Stored entries:
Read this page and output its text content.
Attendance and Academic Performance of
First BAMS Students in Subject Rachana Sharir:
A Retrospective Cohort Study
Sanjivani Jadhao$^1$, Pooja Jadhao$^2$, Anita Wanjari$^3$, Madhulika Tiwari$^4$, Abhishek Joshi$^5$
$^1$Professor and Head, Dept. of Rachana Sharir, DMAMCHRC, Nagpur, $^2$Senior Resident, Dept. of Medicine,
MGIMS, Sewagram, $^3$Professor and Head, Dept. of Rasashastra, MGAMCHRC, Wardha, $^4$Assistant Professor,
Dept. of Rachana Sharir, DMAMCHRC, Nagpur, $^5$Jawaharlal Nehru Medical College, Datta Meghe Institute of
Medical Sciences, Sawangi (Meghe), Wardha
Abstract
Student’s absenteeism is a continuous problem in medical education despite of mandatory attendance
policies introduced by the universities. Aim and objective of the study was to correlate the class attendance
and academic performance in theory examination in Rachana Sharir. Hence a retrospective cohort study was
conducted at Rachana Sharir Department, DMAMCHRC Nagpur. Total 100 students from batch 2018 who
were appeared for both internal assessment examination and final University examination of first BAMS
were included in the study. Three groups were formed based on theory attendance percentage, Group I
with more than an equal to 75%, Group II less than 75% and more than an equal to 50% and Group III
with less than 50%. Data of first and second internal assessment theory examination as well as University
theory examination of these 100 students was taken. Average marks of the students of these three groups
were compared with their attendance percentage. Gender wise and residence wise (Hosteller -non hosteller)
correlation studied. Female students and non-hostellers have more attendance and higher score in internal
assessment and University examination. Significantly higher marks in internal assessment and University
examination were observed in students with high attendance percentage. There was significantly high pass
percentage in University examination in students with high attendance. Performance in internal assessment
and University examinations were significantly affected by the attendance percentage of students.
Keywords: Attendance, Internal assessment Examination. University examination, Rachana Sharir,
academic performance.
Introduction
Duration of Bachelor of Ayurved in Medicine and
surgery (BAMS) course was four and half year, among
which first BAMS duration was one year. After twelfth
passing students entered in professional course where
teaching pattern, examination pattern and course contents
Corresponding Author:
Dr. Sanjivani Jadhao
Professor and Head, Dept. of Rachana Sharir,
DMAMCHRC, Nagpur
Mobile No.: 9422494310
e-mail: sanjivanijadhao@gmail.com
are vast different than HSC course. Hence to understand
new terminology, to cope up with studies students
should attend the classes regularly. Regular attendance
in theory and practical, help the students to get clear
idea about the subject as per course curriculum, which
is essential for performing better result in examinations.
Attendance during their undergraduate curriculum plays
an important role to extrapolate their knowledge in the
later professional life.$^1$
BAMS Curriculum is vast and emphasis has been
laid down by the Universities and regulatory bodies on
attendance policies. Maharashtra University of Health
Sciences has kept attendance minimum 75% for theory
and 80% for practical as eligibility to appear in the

#### INSTRUCTIONS FOR THE TASK
Identify each line in the entries with the word "more" and copy it.

#### ANSWER FOR THE TASK
with more than an equal to 75%, Group II less than 75% and more than an equal to 50% and Group III
correlation studied. Female students and non-hostellers have more attendance and higher score in internal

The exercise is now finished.